▸ **JOB**
Copy the data that follows, character for character, minus the pictures.

[Records from a collection]
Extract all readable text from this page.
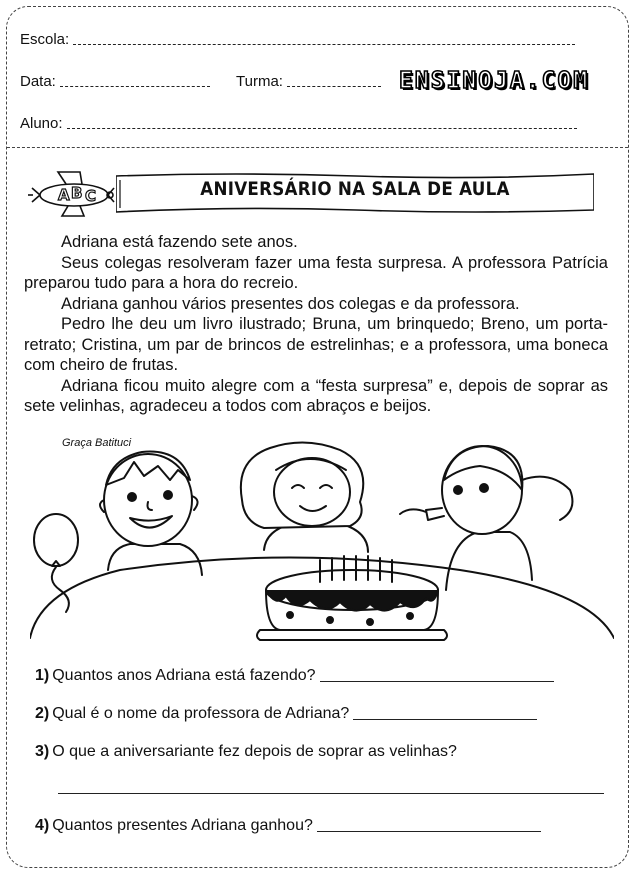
Escola:
Data:	Turma:	ENSINOJA.COM
Aluno:
A B C	ANIVERSÁRIO NA SALA DE AULA

Adriana está fazendo sete anos.

Seus colegas resolveram fazer uma festa surpresa. A professora Patrícia preparou tudo para a hora do recreio.

Adriana ganhou vários presentes dos colegas e da professora.

Pedro lhe deu um livro ilustrado; Bruna, um brinquedo; Breno, um porta-retrato; Cristina, um par de brincos de estrelinhas; e a professora, uma boneca com cheiro de frutas.

Adriana ficou muito alegre com a “festa surpresa” e, depois de soprar as sete velinhas, agradeceu a todos com abraços e beijos.

Graça Batituci
1) Quantos anos Adriana está fazendo?
2) Qual é o nome da professora de Adriana?
3) O que a aniversariante fez depois de soprar as velinhas?
4) Quantos presentes Adriana ganhou?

▸ **FINISHED EXERCISE**
Extract all readable text from this page.
Escola:
Data:	Turma:	ENSINOJA.COM
Aluno:
A B C	ANIVERSÁRIO NA SALA DE AULA

Adriana está fazendo sete anos.

Seus colegas resolveram fazer uma festa surpresa. A professora Patrícia preparou tudo para a hora do recreio.

Adriana ganhou vários presentes dos colegas e da professora.

Pedro lhe deu um livro ilustrado; Bruna, um brinquedo; Breno, um porta-retrato; Cristina, um par de brincos de estrelinhas; e a professora, uma boneca com cheiro de frutas.

Adriana ficou muito alegre com a “festa surpresa” e, depois de soprar as sete velinhas, agradeceu a todos com abraços e beijos.

Graça Batituci
1) Quantos anos Adriana está fazendo?
2) Qual é o nome da professora de Adriana?
3) O que a aniversariante fez depois de soprar as velinhas?
4) Quantos presentes Adriana ganhou?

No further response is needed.